++++ RECORD EXTRACTS

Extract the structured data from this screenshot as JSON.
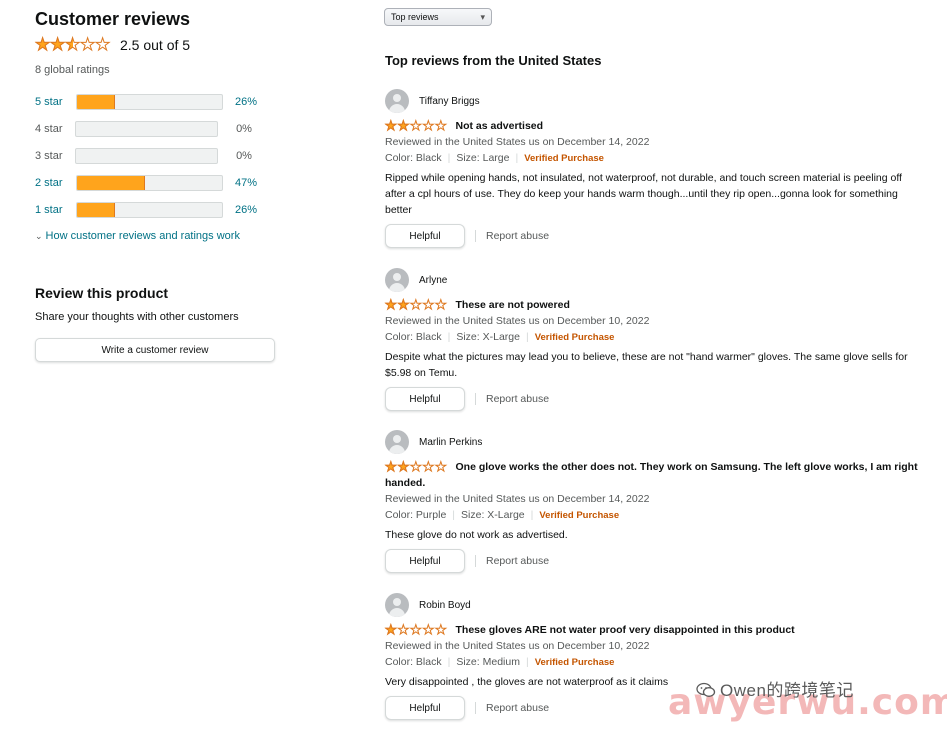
{
  "summary": {
    "title": "Customer reviews",
    "average_rating": 2.5,
    "average_text": "2.5 out of 5",
    "global_ratings": "8 global ratings",
    "histogram": [
      {
        "label": "5 star",
        "percent": 26,
        "percent_text": "26%"
      },
      {
        "label": "4 star",
        "percent": 0,
        "percent_text": "0%"
      },
      {
        "label": "3 star",
        "percent": 0,
        "percent_text": "0%"
      },
      {
        "label": "2 star",
        "percent": 47,
        "percent_text": "47%"
      },
      {
        "label": "1 star",
        "percent": 26,
        "percent_text": "26%"
      }
    ],
    "how_link": "How customer reviews and ratings work"
  },
  "review_product": {
    "title": "Review this product",
    "subtitle": "Share your thoughts with other customers",
    "button": "Write a customer review"
  },
  "sort": {
    "selected": "Top reviews"
  },
  "reviews_heading": "Top reviews from the United States",
  "reviews": [
    {
      "name": "Tiffany Briggs",
      "rating": 2,
      "title": "Not as advertised",
      "date": "Reviewed in the United States us on December 14, 2022",
      "color": "Color: Black",
      "size": "Size: Large",
      "verified": "Verified Purchase",
      "body": "Ripped while opening hands, not insulated, not waterproof, not durable, and touch screen material is peeling off after a cpl hours of use. They do keep your hands warm though...until they rip open...gonna look for something better",
      "helpful": "Helpful",
      "report": "Report abuse"
    },
    {
      "name": "Arlyne",
      "rating": 2,
      "title": "These are not powered",
      "date": "Reviewed in the United States us on December 10, 2022",
      "color": "Color: Black",
      "size": "Size: X-Large",
      "verified": "Verified Purchase",
      "body": "Despite what the pictures may lead you to believe, these are not \"hand warmer\" gloves. The same glove sells for $5.98 on Temu.",
      "helpful": "Helpful",
      "report": "Report abuse"
    },
    {
      "name": "Marlin Perkins",
      "rating": 2,
      "title": "One glove works the other does not. They work on Samsung. The left glove works, I am right handed.",
      "date": "Reviewed in the United States us on December 14, 2022",
      "color": "Color: Purple",
      "size": "Size: X-Large",
      "verified": "Verified Purchase",
      "body": "These glove do not work as advertised.",
      "helpful": "Helpful",
      "report": "Report abuse"
    },
    {
      "name": "Robin Boyd",
      "rating": 1,
      "title": "These gloves ARE not water proof very disappointed in this product",
      "date": "Reviewed in the United States us on December 10, 2022",
      "color": "Color: Black",
      "size": "Size: Medium",
      "verified": "Verified Purchase",
      "body": "Very disappointed , the gloves are not waterproof as it claims",
      "helpful": "Helpful",
      "report": "Report abuse"
    }
  ],
  "watermark": {
    "wechat_text": "Owen的跨境笔记",
    "url_text": "awyerwu.com"
  },
  "colors": {
    "star_fill": "#ffa41c",
    "star_outline": "#de7921",
    "link": "#007185",
    "verified": "#c45500"
  }
}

++++++++

## GIVEN TASK
Collect every line from the records above that contains the word "They".

## SOLUTION TO THIS PROBLEM
      "body": "Ripped while opening hands, not insulated, not waterproof, not durable, and touch screen material is peeling off after a cpl hours of use. They do keep your hands warm though...until they rip open...gonna look for something better",
      "title": "One glove works the other does not. They work on Samsung. The left glove works, I am right handed.",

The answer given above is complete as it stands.